GIVEN EXERCISE →
Exclude the pictures; give every entry again exactly as written.

MATERIALS PROVIDED →
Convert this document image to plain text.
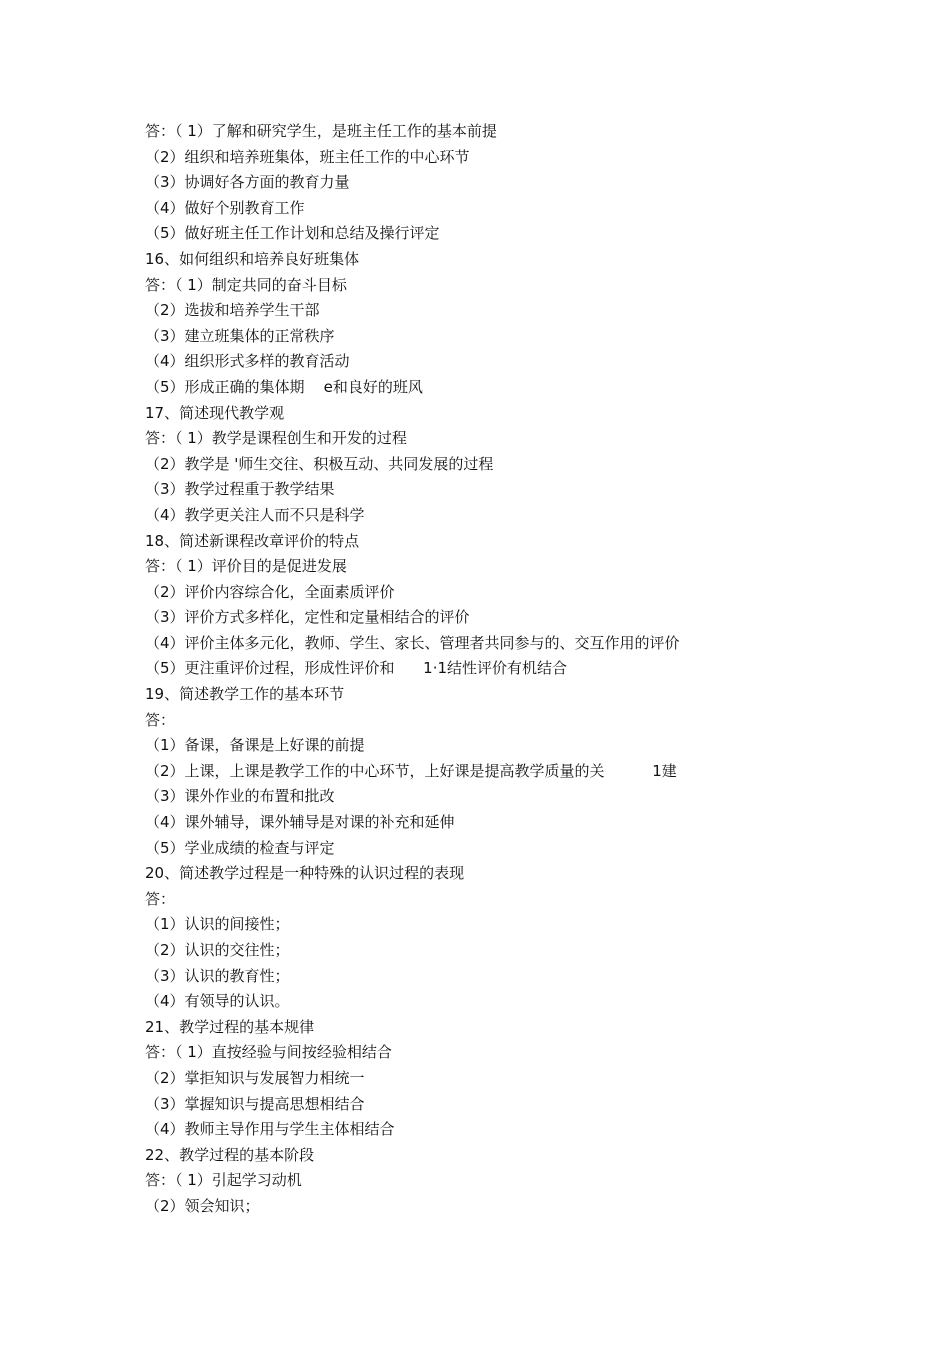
答：（ 1）了解和研究学生，是班主任工作的基本前提
（2）组织和培养班集体，班主任工作的中心环节
（3）协调好各方面的教育力量
（4）做好个别教育工作
（5）做好班主任工作计划和总结及操行评定
16、如何组织和培养良好班集体
答：（ 1）制定共同的奋斗目标
（2）选拔和培养学生干部
（3）建立班集体的正常秩序
（4）组织形式多样的教育活动
（5）形成正确的集体期    e和良好的班风
17、简述现代教学观
答：（ 1）教学是课程创生和开发的过程
（2）教学是 '师生交往、积极互动、共同发展的过程
（3）教学过程重于教学结果
（4）教学更关注人而不只是科学
18、简述新课程改章评价的特点
答：（ 1）评价目的是促进发展
（2）评价内容综合化，全面素质评价
（3）评价方式多样化，定性和定量相结合的评价
（4）评价主体多元化，教师、学生、家长、管理者共同参与的、交互作用的评价
（5）更注重评价过程，形成性评价和      1·1结性评价有机结合
19、简述教学工作的基本环节
答：
（1）备课，备课是上好课的前提
（2）上课，上课是教学工作的中心环节，上好课是提高教学质量的关          1建
（3）课外作业的布置和批改
（4）课外辅导，课外辅导是对课的补充和延伸
（5）学业成绩的检查与评定
20、简述教学过程是一种特殊的认识过程的表现
答：
（1）认识的间接性；
（2）认识的交往性；
（3）认识的教育性；
（4）有领导的认识。
21、教学过程的基本规律
答：（ 1）直按经验与间按经验相结合
（2）掌拒知识与发展智力相统一
（3）掌握知识与提高思想相结合
（4）教师主导作用与学生主体相结合
22、教学过程的基本阶段
答：（ 1）引起学习动机
（2）领会知识；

OUTPUT OF THE EXERCISE →
Convert this document image to plain text.
答：（ 1）了解和研究学生，是班主任工作的基本前提
（2）组织和培养班集体，班主任工作的中心环节
（3）协调好各方面的教育力量
（4）做好个别教育工作
（5）做好班主任工作计划和总结及操行评定
16、如何组织和培养良好班集体
答：（ 1）制定共同的奋斗目标
（2）选拔和培养学生干部
（3）建立班集体的正常秩序
（4）组织形式多样的教育活动
（5）形成正确的集体期    e和良好的班风
17、简述现代教学观
答：（ 1）教学是课程创生和开发的过程
（2）教学是 '师生交往、积极互动、共同发展的过程
（3）教学过程重于教学结果
（4）教学更关注人而不只是科学
18、简述新课程改章评价的特点
答：（ 1）评价目的是促进发展
（2）评价内容综合化，全面素质评价
（3）评价方式多样化，定性和定量相结合的评价
（4）评价主体多元化，教师、学生、家长、管理者共同参与的、交互作用的评价
（5）更注重评价过程，形成性评价和      1·1结性评价有机结合
19、简述教学工作的基本环节
答：
（1）备课，备课是上好课的前提
（2）上课，上课是教学工作的中心环节，上好课是提高教学质量的关          1建
（3）课外作业的布置和批改
（4）课外辅导，课外辅导是对课的补充和延伸
（5）学业成绩的检查与评定
20、简述教学过程是一种特殊的认识过程的表现
答：
（1）认识的间接性；
（2）认识的交往性；
（3）认识的教育性；
（4）有领导的认识。
21、教学过程的基本规律
答：（ 1）直按经验与间按经验相结合
（2）掌拒知识与发展智力相统一
（3）掌握知识与提高思想相结合
（4）教师主导作用与学生主体相结合
22、教学过程的基本阶段
答：（ 1）引起学习动机
（2）领会知识；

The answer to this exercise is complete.